Data entries
** BEGIN **

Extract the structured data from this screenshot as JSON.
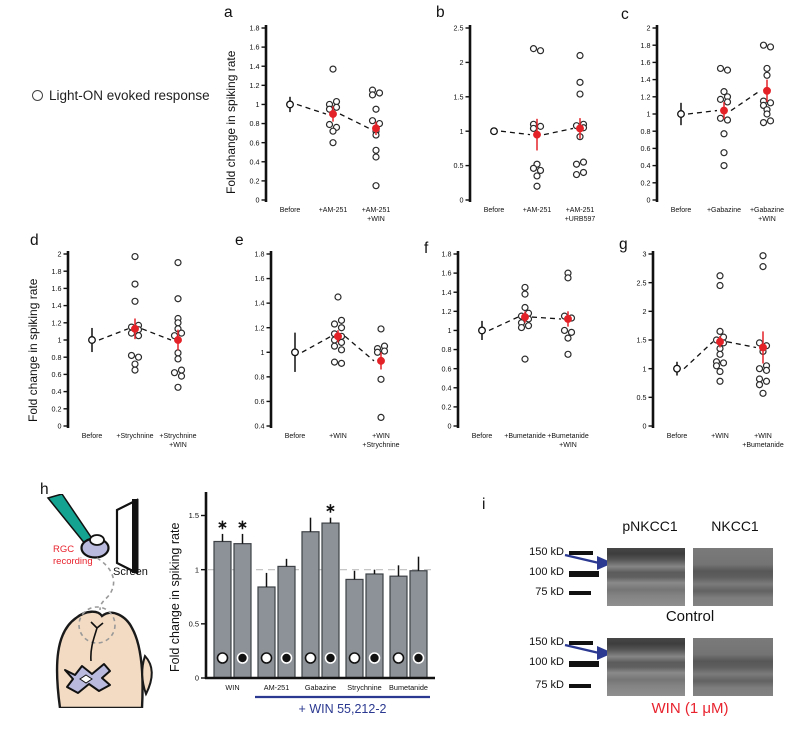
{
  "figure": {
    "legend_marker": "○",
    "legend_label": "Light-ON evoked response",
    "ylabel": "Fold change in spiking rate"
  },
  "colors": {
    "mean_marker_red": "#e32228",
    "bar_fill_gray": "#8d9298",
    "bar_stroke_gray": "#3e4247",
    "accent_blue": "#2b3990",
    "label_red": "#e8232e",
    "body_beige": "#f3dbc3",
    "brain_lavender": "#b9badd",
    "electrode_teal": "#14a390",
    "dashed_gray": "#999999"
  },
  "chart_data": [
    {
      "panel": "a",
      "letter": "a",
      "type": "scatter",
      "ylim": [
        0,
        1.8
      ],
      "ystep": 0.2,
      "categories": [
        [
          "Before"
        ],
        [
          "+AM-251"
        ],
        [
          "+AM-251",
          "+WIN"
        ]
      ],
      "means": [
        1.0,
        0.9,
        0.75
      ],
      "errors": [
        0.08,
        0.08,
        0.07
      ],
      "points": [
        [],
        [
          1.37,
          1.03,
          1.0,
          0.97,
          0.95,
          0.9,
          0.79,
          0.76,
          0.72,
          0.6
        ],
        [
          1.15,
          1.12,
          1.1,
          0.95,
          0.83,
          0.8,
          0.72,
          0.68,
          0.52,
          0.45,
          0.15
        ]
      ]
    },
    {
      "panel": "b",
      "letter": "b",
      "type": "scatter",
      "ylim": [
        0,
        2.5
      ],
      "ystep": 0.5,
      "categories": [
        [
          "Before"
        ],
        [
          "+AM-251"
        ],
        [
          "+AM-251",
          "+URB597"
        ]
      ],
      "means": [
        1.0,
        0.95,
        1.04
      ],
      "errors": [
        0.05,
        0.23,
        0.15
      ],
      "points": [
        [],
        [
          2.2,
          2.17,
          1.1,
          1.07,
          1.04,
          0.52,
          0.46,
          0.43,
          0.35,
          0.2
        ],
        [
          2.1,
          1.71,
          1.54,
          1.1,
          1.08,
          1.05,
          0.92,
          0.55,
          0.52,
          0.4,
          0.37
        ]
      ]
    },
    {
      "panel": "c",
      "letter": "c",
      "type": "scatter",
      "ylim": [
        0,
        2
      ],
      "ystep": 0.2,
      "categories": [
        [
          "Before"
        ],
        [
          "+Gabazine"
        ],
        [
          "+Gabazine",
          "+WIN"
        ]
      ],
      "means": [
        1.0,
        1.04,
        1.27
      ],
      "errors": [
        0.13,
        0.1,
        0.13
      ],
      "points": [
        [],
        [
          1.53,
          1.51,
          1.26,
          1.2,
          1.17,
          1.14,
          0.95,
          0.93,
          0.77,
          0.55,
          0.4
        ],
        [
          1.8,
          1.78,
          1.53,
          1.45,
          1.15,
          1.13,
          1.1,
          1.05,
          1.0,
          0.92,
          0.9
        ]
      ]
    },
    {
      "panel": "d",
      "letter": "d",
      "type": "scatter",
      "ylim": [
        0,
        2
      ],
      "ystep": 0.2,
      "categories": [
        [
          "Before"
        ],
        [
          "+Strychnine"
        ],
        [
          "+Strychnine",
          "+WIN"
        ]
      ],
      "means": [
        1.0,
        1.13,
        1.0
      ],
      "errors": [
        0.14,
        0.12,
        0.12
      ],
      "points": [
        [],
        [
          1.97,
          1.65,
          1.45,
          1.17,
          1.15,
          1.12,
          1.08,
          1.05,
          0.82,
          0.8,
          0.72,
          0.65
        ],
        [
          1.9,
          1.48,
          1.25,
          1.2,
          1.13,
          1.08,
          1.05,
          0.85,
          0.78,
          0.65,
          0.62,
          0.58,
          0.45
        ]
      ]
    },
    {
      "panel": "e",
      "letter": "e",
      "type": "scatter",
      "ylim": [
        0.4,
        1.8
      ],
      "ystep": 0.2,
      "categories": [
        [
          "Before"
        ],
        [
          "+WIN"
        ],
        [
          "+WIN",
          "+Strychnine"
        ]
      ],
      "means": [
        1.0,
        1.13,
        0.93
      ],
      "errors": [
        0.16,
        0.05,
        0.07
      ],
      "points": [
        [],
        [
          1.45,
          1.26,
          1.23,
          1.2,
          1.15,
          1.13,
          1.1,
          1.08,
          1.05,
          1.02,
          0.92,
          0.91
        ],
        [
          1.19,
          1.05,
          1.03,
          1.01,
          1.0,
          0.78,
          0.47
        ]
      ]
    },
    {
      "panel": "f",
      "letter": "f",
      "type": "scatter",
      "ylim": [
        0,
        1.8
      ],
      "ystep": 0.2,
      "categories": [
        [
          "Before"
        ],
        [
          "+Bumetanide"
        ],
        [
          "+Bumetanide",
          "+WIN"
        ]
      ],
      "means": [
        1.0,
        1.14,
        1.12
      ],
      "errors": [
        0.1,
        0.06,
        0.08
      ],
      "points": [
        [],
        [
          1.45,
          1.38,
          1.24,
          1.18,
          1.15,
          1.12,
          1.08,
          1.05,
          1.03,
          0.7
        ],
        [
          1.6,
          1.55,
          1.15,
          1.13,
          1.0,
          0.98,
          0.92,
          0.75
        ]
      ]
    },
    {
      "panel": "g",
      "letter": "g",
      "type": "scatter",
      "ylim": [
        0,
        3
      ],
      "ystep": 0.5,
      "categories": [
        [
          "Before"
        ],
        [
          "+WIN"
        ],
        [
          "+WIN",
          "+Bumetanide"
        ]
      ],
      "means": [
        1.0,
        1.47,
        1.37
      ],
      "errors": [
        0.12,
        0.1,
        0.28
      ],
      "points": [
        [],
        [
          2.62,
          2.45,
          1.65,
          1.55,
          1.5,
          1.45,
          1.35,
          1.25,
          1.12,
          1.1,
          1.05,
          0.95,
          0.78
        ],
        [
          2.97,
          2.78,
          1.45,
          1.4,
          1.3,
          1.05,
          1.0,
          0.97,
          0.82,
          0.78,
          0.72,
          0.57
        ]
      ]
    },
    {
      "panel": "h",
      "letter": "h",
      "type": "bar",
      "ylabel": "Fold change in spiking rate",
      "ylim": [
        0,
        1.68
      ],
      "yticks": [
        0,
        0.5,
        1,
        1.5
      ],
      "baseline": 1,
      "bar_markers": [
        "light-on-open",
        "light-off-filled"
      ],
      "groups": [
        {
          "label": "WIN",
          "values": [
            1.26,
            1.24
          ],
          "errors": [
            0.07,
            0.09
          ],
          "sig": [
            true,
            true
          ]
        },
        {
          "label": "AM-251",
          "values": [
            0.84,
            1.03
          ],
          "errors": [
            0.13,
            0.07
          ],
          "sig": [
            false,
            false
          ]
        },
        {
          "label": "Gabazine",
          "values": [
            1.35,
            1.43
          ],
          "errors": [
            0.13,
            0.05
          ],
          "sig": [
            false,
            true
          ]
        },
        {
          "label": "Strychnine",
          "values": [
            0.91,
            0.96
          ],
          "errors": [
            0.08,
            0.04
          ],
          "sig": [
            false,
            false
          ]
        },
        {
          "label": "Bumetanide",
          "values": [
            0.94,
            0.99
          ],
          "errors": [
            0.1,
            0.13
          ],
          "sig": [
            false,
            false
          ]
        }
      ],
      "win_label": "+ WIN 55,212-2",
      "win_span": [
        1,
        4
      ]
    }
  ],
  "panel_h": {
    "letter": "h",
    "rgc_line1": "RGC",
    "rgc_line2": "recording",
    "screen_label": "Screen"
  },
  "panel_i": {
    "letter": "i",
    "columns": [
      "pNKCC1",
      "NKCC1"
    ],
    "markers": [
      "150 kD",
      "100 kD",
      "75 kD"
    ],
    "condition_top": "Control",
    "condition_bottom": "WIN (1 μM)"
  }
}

** END **
** BEGIN **

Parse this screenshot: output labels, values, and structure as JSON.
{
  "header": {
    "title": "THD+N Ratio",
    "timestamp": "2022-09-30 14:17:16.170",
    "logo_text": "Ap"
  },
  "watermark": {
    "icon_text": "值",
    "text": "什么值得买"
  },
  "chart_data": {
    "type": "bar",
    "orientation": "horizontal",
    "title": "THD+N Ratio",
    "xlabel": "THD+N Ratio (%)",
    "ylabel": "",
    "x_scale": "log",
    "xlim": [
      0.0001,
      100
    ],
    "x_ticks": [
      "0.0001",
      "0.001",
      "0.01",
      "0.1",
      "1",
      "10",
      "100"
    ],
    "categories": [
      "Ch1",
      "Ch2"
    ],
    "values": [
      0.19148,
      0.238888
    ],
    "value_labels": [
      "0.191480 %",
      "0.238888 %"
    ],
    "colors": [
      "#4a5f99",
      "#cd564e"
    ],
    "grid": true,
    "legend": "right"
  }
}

** END **

WRITTEN PROBLEM:
Identify and copy lines that hold the string "change".

WRITTEN SOLUTION:
    "ylabel": "Fold change in spiking rate"
      "ylabel": "Fold change in spiking rate",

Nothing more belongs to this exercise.